• _DO THIS_:
Copy, in full, each line of the material that holds the word "uzależnień".

• _TASK DATA_:
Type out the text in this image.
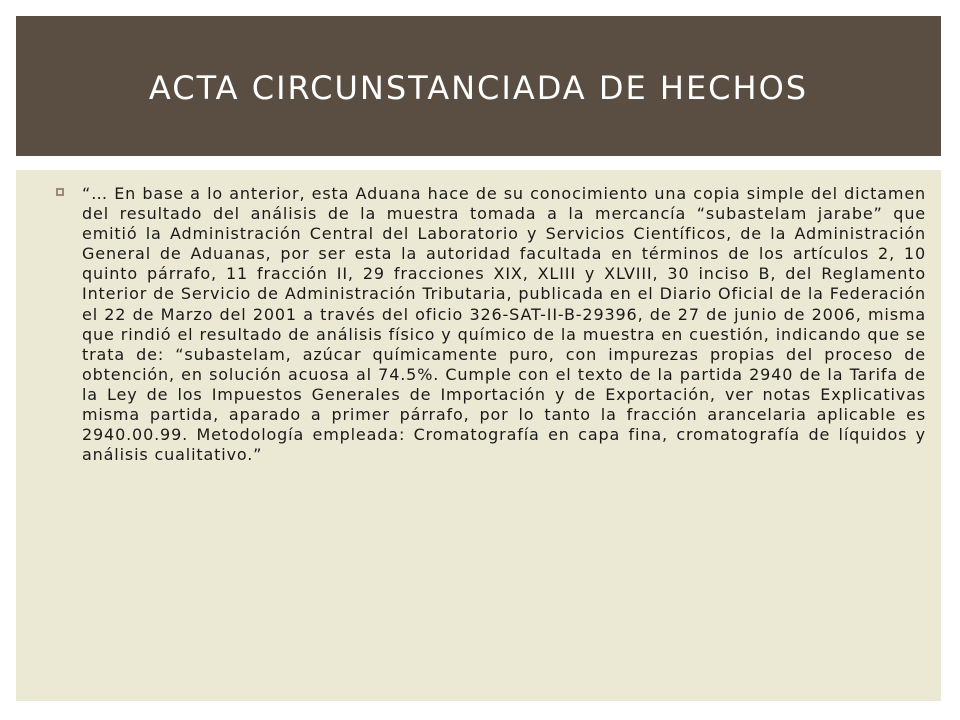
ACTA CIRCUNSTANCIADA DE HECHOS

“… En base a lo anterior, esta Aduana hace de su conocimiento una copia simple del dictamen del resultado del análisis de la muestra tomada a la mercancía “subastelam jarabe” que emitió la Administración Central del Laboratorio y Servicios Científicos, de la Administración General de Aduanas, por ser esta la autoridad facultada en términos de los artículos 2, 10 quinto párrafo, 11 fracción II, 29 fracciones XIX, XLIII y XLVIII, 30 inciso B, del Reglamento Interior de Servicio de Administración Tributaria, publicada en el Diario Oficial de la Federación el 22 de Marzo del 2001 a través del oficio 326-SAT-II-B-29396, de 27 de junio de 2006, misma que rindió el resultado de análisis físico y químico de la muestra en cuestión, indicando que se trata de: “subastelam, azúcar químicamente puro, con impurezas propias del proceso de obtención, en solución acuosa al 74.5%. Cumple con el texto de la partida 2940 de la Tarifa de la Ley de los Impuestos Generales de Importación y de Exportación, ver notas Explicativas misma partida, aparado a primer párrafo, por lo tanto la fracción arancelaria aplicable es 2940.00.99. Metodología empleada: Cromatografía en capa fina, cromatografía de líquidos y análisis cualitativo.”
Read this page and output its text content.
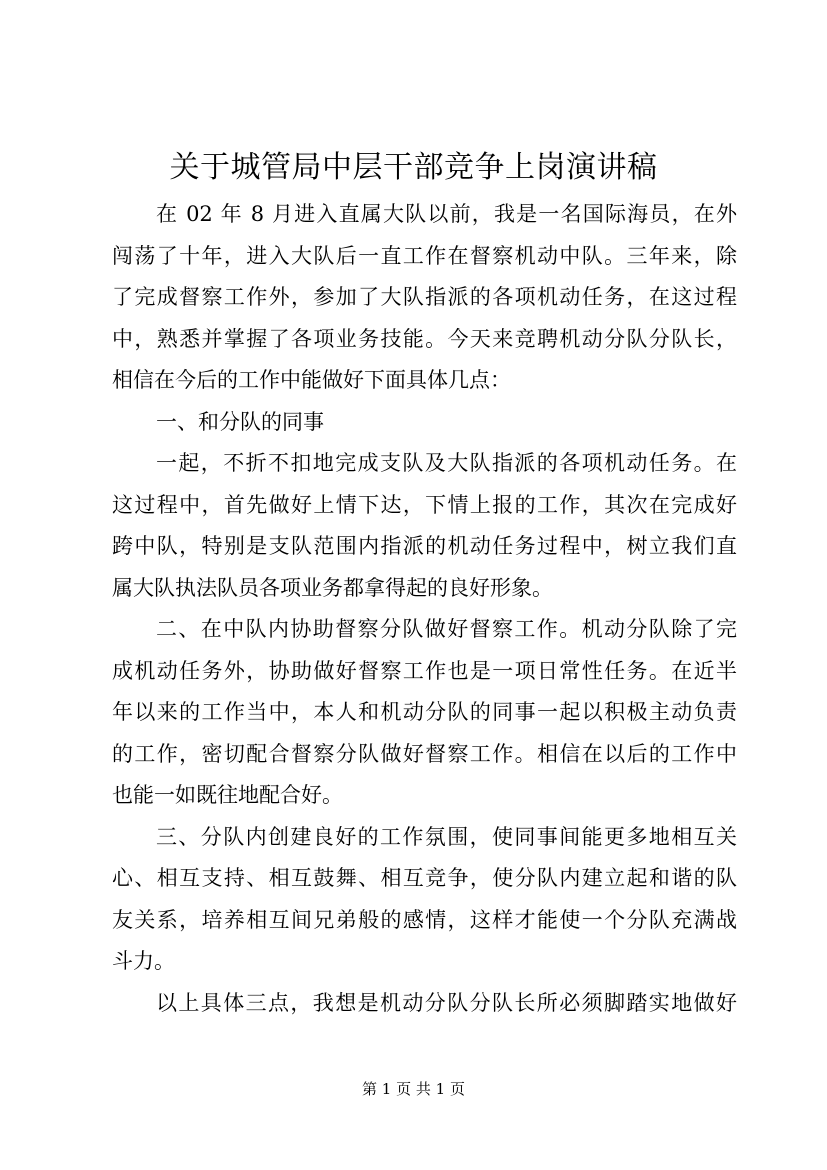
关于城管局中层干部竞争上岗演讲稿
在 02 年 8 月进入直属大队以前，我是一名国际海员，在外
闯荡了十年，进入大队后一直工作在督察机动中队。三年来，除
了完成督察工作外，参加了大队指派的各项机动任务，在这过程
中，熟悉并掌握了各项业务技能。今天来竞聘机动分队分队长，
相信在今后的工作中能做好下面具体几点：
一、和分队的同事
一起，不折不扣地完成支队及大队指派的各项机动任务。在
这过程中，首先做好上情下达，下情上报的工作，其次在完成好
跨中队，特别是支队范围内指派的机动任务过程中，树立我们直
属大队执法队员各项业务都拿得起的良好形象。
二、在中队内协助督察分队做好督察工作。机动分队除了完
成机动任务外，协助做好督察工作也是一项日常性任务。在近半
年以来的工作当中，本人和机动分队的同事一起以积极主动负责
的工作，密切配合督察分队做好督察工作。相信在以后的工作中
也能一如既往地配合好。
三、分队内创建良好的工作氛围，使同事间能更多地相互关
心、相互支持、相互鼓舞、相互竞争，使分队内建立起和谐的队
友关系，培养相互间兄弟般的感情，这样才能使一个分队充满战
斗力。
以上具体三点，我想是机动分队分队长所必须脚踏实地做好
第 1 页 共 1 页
==
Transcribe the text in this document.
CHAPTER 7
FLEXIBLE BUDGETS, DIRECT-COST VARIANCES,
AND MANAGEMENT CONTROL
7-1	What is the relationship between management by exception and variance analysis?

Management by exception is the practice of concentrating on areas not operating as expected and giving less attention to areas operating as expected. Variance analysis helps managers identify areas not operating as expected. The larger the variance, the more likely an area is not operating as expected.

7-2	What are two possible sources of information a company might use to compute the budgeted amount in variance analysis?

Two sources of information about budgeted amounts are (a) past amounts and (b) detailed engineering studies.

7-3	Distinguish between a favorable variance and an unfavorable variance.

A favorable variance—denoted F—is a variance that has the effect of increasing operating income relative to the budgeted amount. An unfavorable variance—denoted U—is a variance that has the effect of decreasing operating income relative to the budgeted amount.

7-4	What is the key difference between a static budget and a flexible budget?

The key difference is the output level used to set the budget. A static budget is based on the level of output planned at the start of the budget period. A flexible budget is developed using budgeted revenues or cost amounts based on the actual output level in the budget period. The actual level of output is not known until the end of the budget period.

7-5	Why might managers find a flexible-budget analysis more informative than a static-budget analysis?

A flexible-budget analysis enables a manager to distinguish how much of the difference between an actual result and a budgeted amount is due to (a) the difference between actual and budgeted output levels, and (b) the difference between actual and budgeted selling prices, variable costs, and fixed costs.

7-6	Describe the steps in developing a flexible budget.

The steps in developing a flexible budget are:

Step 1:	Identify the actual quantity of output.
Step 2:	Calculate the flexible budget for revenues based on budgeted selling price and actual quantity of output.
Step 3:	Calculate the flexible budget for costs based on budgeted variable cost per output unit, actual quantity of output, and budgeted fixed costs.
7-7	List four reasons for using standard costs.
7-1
--
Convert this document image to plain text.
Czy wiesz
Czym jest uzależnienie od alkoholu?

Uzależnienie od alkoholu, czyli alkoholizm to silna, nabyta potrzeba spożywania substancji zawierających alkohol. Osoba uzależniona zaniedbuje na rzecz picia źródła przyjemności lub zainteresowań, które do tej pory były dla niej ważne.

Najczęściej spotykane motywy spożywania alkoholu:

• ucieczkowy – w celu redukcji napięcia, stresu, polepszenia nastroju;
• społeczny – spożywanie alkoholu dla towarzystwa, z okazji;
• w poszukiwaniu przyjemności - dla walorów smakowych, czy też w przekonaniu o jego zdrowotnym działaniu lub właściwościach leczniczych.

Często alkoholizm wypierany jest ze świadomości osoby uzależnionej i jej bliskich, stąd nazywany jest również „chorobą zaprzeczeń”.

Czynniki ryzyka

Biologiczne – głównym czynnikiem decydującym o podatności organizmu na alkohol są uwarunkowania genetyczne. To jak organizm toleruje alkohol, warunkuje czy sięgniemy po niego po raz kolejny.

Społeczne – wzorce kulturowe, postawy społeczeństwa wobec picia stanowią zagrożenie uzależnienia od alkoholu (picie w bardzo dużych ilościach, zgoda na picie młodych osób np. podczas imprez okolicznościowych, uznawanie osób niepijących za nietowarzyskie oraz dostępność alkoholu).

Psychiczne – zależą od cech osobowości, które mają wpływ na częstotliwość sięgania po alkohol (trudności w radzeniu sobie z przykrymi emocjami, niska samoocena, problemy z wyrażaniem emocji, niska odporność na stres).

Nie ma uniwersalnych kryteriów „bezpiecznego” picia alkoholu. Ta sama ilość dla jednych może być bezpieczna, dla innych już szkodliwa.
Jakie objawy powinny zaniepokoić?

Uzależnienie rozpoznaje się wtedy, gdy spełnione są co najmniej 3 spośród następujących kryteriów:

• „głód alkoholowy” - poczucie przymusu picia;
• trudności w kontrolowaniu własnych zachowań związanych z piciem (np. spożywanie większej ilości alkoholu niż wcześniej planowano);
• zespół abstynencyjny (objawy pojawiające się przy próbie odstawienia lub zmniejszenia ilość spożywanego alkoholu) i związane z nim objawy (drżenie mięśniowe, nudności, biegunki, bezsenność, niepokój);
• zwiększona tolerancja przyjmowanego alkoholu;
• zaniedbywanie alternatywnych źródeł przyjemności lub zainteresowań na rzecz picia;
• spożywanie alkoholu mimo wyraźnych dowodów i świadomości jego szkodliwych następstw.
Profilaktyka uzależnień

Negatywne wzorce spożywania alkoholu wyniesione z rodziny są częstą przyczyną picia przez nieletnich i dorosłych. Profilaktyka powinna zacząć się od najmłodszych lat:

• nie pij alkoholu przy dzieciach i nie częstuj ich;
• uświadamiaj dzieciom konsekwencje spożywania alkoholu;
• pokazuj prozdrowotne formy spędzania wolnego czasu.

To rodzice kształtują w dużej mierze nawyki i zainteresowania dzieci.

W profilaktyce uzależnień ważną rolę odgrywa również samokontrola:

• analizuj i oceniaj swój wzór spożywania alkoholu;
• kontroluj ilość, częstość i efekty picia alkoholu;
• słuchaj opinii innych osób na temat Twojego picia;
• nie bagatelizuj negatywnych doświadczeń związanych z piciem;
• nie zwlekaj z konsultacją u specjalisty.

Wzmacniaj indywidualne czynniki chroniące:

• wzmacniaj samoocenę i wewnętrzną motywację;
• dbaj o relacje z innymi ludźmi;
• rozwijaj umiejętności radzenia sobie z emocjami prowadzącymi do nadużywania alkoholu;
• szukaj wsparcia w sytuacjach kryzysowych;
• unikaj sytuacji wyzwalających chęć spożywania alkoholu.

• _TASK SOLUTION_:
Profilaktyka uzależnień
W profilaktyce uzależnień ważną rolę odgrywa również samokontrola:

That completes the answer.